**What you need to do**
Make an exact copy of all the entries below, with the pictures left out.

··· Supplied material

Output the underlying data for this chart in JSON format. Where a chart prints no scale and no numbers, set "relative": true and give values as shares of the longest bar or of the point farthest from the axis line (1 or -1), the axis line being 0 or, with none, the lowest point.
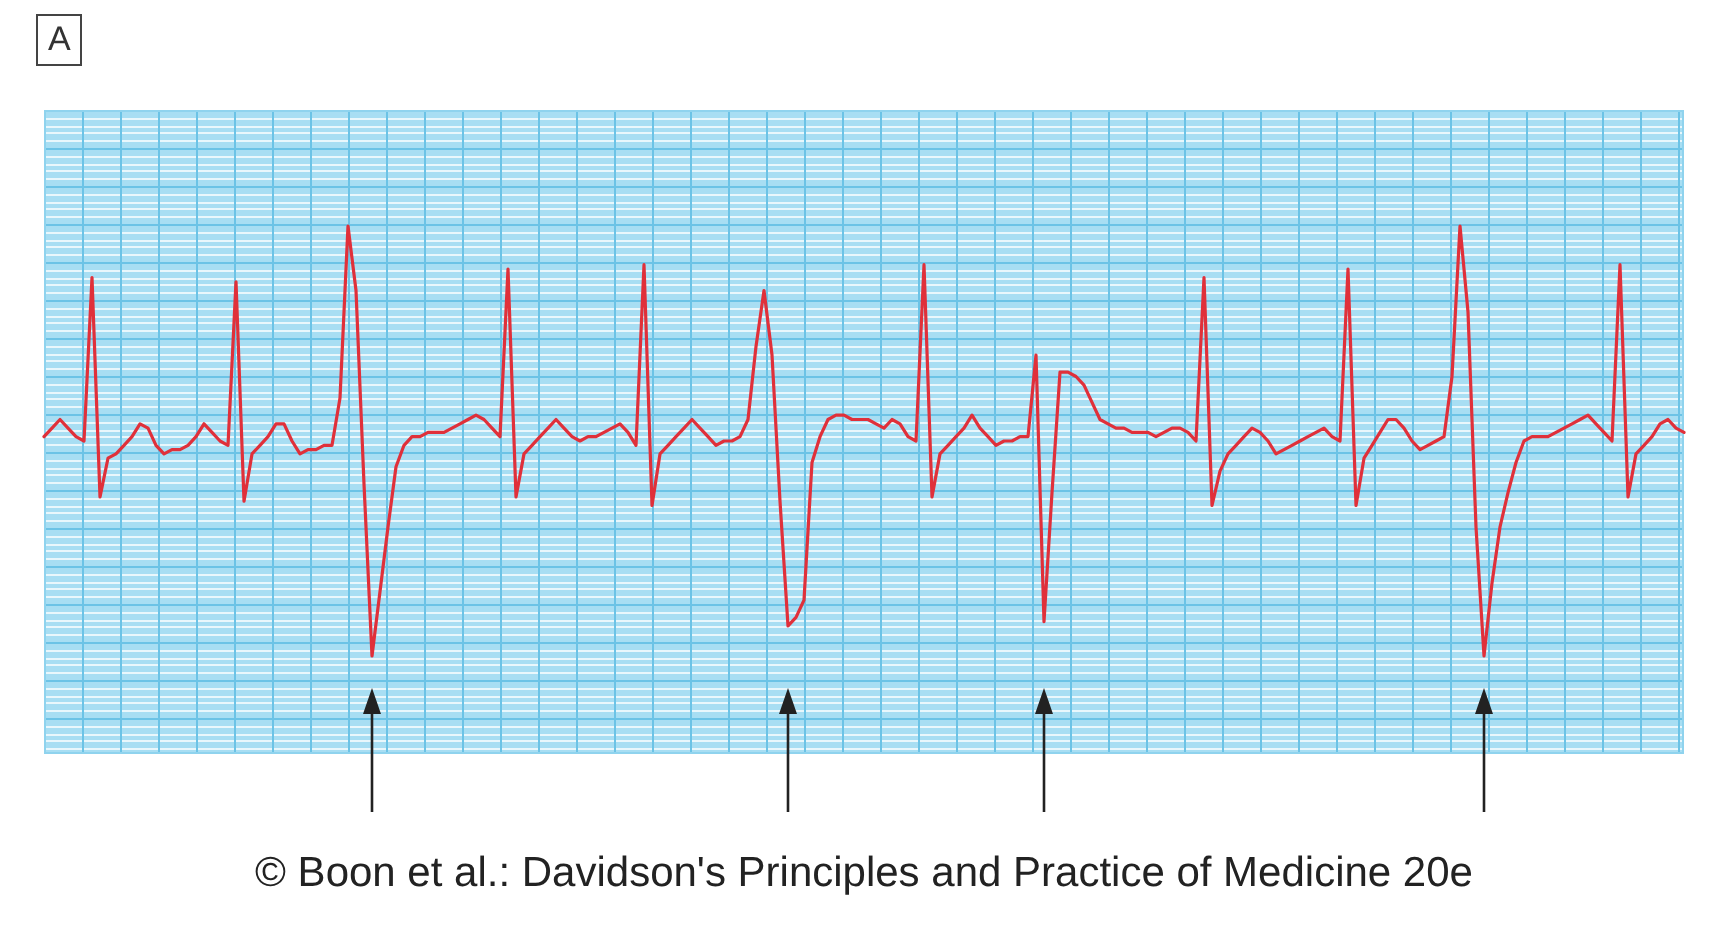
{
  "chart_data": {
    "type": "line",
    "title": "A",
    "annotations": [
      "© Boon et al.: Davidson's Principles and Practice of Medicine 20e"
    ],
    "relative": true,
    "grid": true,
    "marker": "none",
    "line_style": "solid",
    "categories": [
      null,
      null,
      null,
      null,
      null,
      null,
      null,
      null,
      null,
      null,
      null,
      null,
      null,
      null,
      null,
      null,
      null,
      null,
      null,
      null,
      null,
      null,
      null,
      null,
      null,
      null,
      null,
      null,
      null,
      null,
      null,
      null,
      null,
      null,
      null,
      null,
      null,
      null,
      null,
      null,
      null,
      null,
      null,
      null,
      null,
      null,
      null,
      null,
      null,
      null,
      null,
      null,
      null,
      null,
      null,
      null,
      null,
      null,
      null,
      null,
      null,
      null,
      null,
      null,
      null,
      null,
      null,
      null,
      null,
      null,
      null,
      null,
      null,
      null,
      null,
      null,
      null,
      null,
      null,
      null,
      null,
      null,
      null,
      null,
      null,
      null,
      null,
      null,
      null,
      null,
      null,
      null,
      null,
      null,
      null,
      null,
      null,
      null,
      null,
      null,
      null,
      null,
      null,
      null,
      null,
      null,
      null,
      null,
      null,
      null,
      null,
      null,
      null,
      null,
      null,
      null,
      null,
      null,
      null,
      null,
      null,
      null,
      null,
      null,
      null,
      null,
      null,
      null,
      null,
      null,
      null,
      null,
      null,
      null,
      null,
      null,
      null,
      null,
      null,
      null,
      null,
      null,
      null,
      null,
      null,
      null,
      null,
      null,
      null,
      null,
      null,
      null,
      null,
      null,
      null,
      null,
      null,
      null,
      null,
      null,
      null,
      null,
      null,
      null,
      null,
      null,
      null,
      null,
      null,
      null,
      null,
      null,
      null,
      null,
      null,
      null,
      null,
      null,
      null,
      null,
      null,
      null,
      null,
      null,
      null,
      null,
      null,
      null,
      null,
      null,
      null,
      null,
      null,
      null,
      null,
      null,
      null,
      null,
      null,
      null,
      null,
      null,
      null,
      null,
      null,
      null
    ],
    "series": [
      {
        "color": "#e0303a",
        "values": [
          0.51,
          0.53,
          0.55,
          0.53,
          0.51,
          0.5,
          0.88,
          0.37,
          0.46,
          0.47,
          0.49,
          0.51,
          0.54,
          0.53,
          0.49,
          0.47,
          0.48,
          0.48,
          0.49,
          0.51,
          0.54,
          0.52,
          0.5,
          0.49,
          0.87,
          0.36,
          0.47,
          0.49,
          0.51,
          0.54,
          0.54,
          0.5,
          0.47,
          0.48,
          0.48,
          0.49,
          0.49,
          0.6,
          1,
          0.85,
          0.4,
          0,
          0.15,
          0.3,
          0.44,
          0.49,
          0.51,
          0.51,
          0.52,
          0.52,
          0.52,
          0.53,
          0.54,
          0.55,
          0.56,
          0.55,
          0.53,
          0.51,
          0.9,
          0.37,
          0.47,
          0.49,
          0.51,
          0.53,
          0.55,
          0.53,
          0.51,
          0.5,
          0.51,
          0.51,
          0.52,
          0.53,
          0.54,
          0.52,
          0.49,
          0.91,
          0.35,
          0.47,
          0.49,
          0.51,
          0.53,
          0.55,
          0.53,
          0.51,
          0.49,
          0.5,
          0.5,
          0.51,
          0.55,
          0.72,
          0.85,
          0.7,
          0.36,
          0.07,
          0.09,
          0.13,
          0.45,
          0.51,
          0.55,
          0.56,
          0.56,
          0.55,
          0.55,
          0.55,
          0.54,
          0.53,
          0.55,
          0.54,
          0.51,
          0.5,
          0.91,
          0.37,
          0.47,
          0.49,
          0.51,
          0.53,
          0.56,
          0.53,
          0.51,
          0.49,
          0.5,
          0.5,
          0.51,
          0.51,
          0.7,
          0.08,
          0.38,
          0.66,
          0.66,
          0.65,
          0.63,
          0.59,
          0.55,
          0.54,
          0.53,
          0.53,
          0.52,
          0.52,
          0.52,
          0.51,
          0.52,
          0.53,
          0.53,
          0.52,
          0.5,
          0.88,
          0.35,
          0.43,
          0.47,
          0.49,
          0.51,
          0.53,
          0.52,
          0.5,
          0.47,
          0.48,
          0.49,
          0.5,
          0.51,
          0.52,
          0.53,
          0.51,
          0.5,
          0.9,
          0.35,
          0.46,
          0.49,
          0.52,
          0.55,
          0.55,
          0.53,
          0.5,
          0.48,
          0.49,
          0.5,
          0.51,
          0.65,
          1,
          0.8,
          0.3,
          0,
          0.17,
          0.3,
          0.38,
          0.45,
          0.5,
          0.51,
          0.51,
          0.51,
          0.52,
          0.53,
          0.54,
          0.55,
          0.56,
          0.54,
          0.52,
          0.5,
          0.91,
          0.37,
          0.47,
          0.49,
          0.51,
          0.54,
          0.55,
          0.53,
          0.52
        ]
      }
    ]
  }
}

······

**The answer**
Output the underlying data for this chart in JSON format. Where a chart prints no scale and no numbers, set "relative": true and give values as shares of the longest bar or of the point farthest from the axis line (1 or -1), the axis line being 0 or, with none, the lowest point.
{
  "chart_data": {
    "type": "line",
    "title": "A",
    "annotations": [
      "© Boon et al.: Davidson's Principles and Practice of Medicine 20e"
    ],
    "relative": true,
    "grid": true,
    "marker": "none",
    "line_style": "solid",
    "categories": [
      null,
      null,
      null,
      null,
      null,
      null,
      null,
      null,
      null,
      null,
      null,
      null,
      null,
      null,
      null,
      null,
      null,
      null,
      null,
      null,
      null,
      null,
      null,
      null,
      null,
      null,
      null,
      null,
      null,
      null,
      null,
      null,
      null,
      null,
      null,
      null,
      null,
      null,
      null,
      null,
      null,
      null,
      null,
      null,
      null,
      null,
      null,
      null,
      null,
      null,
      null,
      null,
      null,
      null,
      null,
      null,
      null,
      null,
      null,
      null,
      null,
      null,
      null,
      null,
      null,
      null,
      null,
      null,
      null,
      null,
      null,
      null,
      null,
      null,
      null,
      null,
      null,
      null,
      null,
      null,
      null,
      null,
      null,
      null,
      null,
      null,
      null,
      null,
      null,
      null,
      null,
      null,
      null,
      null,
      null,
      null,
      null,
      null,
      null,
      null,
      null,
      null,
      null,
      null,
      null,
      null,
      null,
      null,
      null,
      null,
      null,
      null,
      null,
      null,
      null,
      null,
      null,
      null,
      null,
      null,
      null,
      null,
      null,
      null,
      null,
      null,
      null,
      null,
      null,
      null,
      null,
      null,
      null,
      null,
      null,
      null,
      null,
      null,
      null,
      null,
      null,
      null,
      null,
      null,
      null,
      null,
      null,
      null,
      null,
      null,
      null,
      null,
      null,
      null,
      null,
      null,
      null,
      null,
      null,
      null,
      null,
      null,
      null,
      null,
      null,
      null,
      null,
      null,
      null,
      null,
      null,
      null,
      null,
      null,
      null,
      null,
      null,
      null,
      null,
      null,
      null,
      null,
      null,
      null,
      null,
      null,
      null,
      null,
      null,
      null,
      null,
      null,
      null,
      null,
      null,
      null,
      null,
      null,
      null,
      null,
      null,
      null,
      null,
      null,
      null,
      null
    ],
    "series": [
      {
        "color": "#e0303a",
        "values": [
          0.51,
          0.53,
          0.55,
          0.53,
          0.51,
          0.5,
          0.88,
          0.37,
          0.46,
          0.47,
          0.49,
          0.51,
          0.54,
          0.53,
          0.49,
          0.47,
          0.48,
          0.48,
          0.49,
          0.51,
          0.54,
          0.52,
          0.5,
          0.49,
          0.87,
          0.36,
          0.47,
          0.49,
          0.51,
          0.54,
          0.54,
          0.5,
          0.47,
          0.48,
          0.48,
          0.49,
          0.49,
          0.6,
          1,
          0.85,
          0.4,
          0,
          0.15,
          0.3,
          0.44,
          0.49,
          0.51,
          0.51,
          0.52,
          0.52,
          0.52,
          0.53,
          0.54,
          0.55,
          0.56,
          0.55,
          0.53,
          0.51,
          0.9,
          0.37,
          0.47,
          0.49,
          0.51,
          0.53,
          0.55,
          0.53,
          0.51,
          0.5,
          0.51,
          0.51,
          0.52,
          0.53,
          0.54,
          0.52,
          0.49,
          0.91,
          0.35,
          0.47,
          0.49,
          0.51,
          0.53,
          0.55,
          0.53,
          0.51,
          0.49,
          0.5,
          0.5,
          0.51,
          0.55,
          0.72,
          0.85,
          0.7,
          0.36,
          0.07,
          0.09,
          0.13,
          0.45,
          0.51,
          0.55,
          0.56,
          0.56,
          0.55,
          0.55,
          0.55,
          0.54,
          0.53,
          0.55,
          0.54,
          0.51,
          0.5,
          0.91,
          0.37,
          0.47,
          0.49,
          0.51,
          0.53,
          0.56,
          0.53,
          0.51,
          0.49,
          0.5,
          0.5,
          0.51,
          0.51,
          0.7,
          0.08,
          0.38,
          0.66,
          0.66,
          0.65,
          0.63,
          0.59,
          0.55,
          0.54,
          0.53,
          0.53,
          0.52,
          0.52,
          0.52,
          0.51,
          0.52,
          0.53,
          0.53,
          0.52,
          0.5,
          0.88,
          0.35,
          0.43,
          0.47,
          0.49,
          0.51,
          0.53,
          0.52,
          0.5,
          0.47,
          0.48,
          0.49,
          0.5,
          0.51,
          0.52,
          0.53,
          0.51,
          0.5,
          0.9,
          0.35,
          0.46,
          0.49,
          0.52,
          0.55,
          0.55,
          0.53,
          0.5,
          0.48,
          0.49,
          0.5,
          0.51,
          0.65,
          1,
          0.8,
          0.3,
          0,
          0.17,
          0.3,
          0.38,
          0.45,
          0.5,
          0.51,
          0.51,
          0.51,
          0.52,
          0.53,
          0.54,
          0.55,
          0.56,
          0.54,
          0.52,
          0.5,
          0.91,
          0.37,
          0.47,
          0.49,
          0.51,
          0.54,
          0.55,
          0.53,
          0.52
        ]
      }
    ]
  }
}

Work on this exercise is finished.